··· Artigo

Só resta a verdade – Ele menciona: "O que ocorreu no navio-prisão Raul Soares deve ser apurado, não que isso vá resolver alguma coisa, mas, sim, para dar uma satisfação à sociedade santista, pois nós, os eteceteras (trabalhadores), fomos torturados por crime nenhum. E depois, tem uma grande verdade que diz que nada pode ser maior que a própria verdade".

Diz que gostaria de ver a verdade aparecer, emergir desse mar de injustiças. "A Comissão da Verdade tem uma grande chance de investigar e apurar o que houve no interior do navio-prisão Raul Soares, pois nós, sindicalistas, fomos presos sem ter praticado nenhum crime, sem termos sequer um processo aberto pela justiça. Mas, para a ditadura militar, só o fato de ser sindicalista portuário era o suficiente para sermos taxados de criminosos e comunistas. Essa é a verdade".

······

:: Tarefa curta 1 ::
Traduza para o inglês esta frase do texto sobre o navio-prisão Raul Soares: "Mas, para a ditadura militar, só o fato de ser sindicalista portuário era o suficiente para sermos taxados de criminosos e comunistas."

··· Dados a processar

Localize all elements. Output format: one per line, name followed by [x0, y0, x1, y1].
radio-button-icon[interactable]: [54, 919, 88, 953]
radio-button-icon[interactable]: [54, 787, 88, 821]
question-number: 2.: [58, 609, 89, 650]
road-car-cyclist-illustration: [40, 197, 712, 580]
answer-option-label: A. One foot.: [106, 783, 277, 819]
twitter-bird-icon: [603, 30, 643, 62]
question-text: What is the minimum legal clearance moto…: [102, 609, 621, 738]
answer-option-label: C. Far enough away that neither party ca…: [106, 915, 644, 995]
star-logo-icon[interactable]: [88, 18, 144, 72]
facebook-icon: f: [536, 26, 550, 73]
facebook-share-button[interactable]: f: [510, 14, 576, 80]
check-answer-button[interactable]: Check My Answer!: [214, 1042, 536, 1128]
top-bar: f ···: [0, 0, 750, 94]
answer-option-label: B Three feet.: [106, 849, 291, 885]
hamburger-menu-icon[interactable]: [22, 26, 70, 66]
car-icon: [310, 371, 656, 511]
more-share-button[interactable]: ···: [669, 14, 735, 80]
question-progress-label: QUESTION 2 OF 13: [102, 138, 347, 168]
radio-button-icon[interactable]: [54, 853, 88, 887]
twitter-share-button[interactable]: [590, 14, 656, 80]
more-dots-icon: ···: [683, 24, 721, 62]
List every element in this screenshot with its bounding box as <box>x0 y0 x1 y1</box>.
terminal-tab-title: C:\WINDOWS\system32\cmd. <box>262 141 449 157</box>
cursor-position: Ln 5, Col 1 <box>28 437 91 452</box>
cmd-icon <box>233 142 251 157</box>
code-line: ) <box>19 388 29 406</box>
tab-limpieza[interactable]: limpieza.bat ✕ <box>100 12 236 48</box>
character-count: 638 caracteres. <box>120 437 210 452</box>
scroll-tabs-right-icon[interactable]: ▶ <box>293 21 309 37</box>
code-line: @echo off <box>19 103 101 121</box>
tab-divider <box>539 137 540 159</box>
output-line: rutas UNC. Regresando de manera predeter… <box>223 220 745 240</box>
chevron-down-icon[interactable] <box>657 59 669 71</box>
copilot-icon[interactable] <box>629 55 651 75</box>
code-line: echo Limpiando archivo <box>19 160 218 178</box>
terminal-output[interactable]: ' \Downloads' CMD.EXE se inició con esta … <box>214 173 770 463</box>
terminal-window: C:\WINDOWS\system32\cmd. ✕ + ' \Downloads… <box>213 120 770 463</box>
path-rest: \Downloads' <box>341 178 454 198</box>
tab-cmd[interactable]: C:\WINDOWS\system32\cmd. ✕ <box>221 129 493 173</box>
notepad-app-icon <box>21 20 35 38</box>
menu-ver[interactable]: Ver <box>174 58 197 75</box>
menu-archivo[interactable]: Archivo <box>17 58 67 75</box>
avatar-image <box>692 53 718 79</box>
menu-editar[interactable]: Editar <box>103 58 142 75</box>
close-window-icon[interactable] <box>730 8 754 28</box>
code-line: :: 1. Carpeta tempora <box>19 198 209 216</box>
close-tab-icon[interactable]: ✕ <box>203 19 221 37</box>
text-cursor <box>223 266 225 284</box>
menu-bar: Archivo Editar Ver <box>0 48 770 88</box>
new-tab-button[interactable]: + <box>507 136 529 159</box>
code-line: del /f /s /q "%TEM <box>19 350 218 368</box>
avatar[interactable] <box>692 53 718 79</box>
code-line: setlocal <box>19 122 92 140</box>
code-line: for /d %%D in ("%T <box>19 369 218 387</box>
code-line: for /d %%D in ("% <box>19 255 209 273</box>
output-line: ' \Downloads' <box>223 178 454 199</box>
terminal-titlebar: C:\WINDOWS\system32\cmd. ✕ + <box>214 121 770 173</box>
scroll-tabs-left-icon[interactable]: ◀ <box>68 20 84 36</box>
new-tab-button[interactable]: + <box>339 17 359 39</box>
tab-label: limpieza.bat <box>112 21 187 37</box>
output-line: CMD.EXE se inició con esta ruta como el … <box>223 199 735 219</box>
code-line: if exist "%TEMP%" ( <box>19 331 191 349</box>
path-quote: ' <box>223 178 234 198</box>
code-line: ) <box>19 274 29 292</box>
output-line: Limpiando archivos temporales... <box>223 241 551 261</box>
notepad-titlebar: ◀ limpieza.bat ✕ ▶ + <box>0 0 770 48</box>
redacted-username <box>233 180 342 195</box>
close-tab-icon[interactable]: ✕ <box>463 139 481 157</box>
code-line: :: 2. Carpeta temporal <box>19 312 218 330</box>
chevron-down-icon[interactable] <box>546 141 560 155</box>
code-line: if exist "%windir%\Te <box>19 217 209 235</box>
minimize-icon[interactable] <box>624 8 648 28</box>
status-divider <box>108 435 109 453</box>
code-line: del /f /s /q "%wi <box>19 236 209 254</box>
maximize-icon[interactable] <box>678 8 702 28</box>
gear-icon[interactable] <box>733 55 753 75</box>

······

:: Tarefa curta 2 ::
Copie sem alterações tudo o que vai do início dos registros até a linha que contém "code-line: echo Limpiando", incluindo as duas pontas.

:: Resposta correta 1 ::
But for the military dictatorship, the mere fact of being a port union member was enough for us to be labeled criminals and communists.

:: Resposta correta 2 ::
Localize all elements. Output format: one per line, name followed by [x0, y0, x1, y1].
radio-button-icon[interactable]: [54, 919, 88, 953]
radio-button-icon[interactable]: [54, 787, 88, 821]
question-number: 2.: [58, 609, 89, 650]
road-car-cyclist-illustration: [40, 197, 712, 580]
answer-option-label: A. One foot.: [106, 783, 277, 819]
twitter-bird-icon: [603, 30, 643, 62]
question-text: What is the minimum legal clearance moto…: [102, 609, 621, 738]
answer-option-label: C. Far enough away that neither party ca…: [106, 915, 644, 995]
star-logo-icon[interactable]: [88, 18, 144, 72]
facebook-icon: f: [536, 26, 550, 73]
facebook-share-button[interactable]: f: [510, 14, 576, 80]
check-answer-button[interactable]: Check My Answer!: [214, 1042, 536, 1128]
top-bar: f ···: [0, 0, 750, 94]
answer-option-label: B Three feet.: [106, 849, 291, 885]
hamburger-menu-icon[interactable]: [22, 26, 70, 66]
car-icon: [310, 371, 656, 511]
more-share-button[interactable]: ···: [669, 14, 735, 80]
question-progress-label: QUESTION 2 OF 13: [102, 138, 347, 168]
radio-button-icon[interactable]: [54, 853, 88, 887]
twitter-share-button[interactable]: [590, 14, 656, 80]
more-dots-icon: ···: [683, 24, 721, 62]
List every element in this screenshot with its bounding box as <box>x0 y0 x1 y1</box>.
terminal-tab-title: C:\WINDOWS\system32\cmd. <box>262 141 449 157</box>
cursor-position: Ln 5, Col 1 <box>28 437 91 452</box>
cmd-icon <box>233 142 251 157</box>
code-line: ) <box>19 388 29 406</box>
tab-limpieza[interactable]: limpieza.bat ✕ <box>100 12 236 48</box>
character-count: 638 caracteres. <box>120 437 210 452</box>
scroll-tabs-right-icon[interactable]: ▶ <box>293 21 309 37</box>
code-line: @echo off <box>19 103 101 121</box>
tab-divider <box>539 137 540 159</box>
output-line: rutas UNC. Regresando de manera predeter… <box>223 220 745 240</box>
chevron-down-icon[interactable] <box>657 59 669 71</box>
copilot-icon[interactable] <box>629 55 651 75</box>
code-line: echo Limpiando archivo <box>19 160 218 178</box>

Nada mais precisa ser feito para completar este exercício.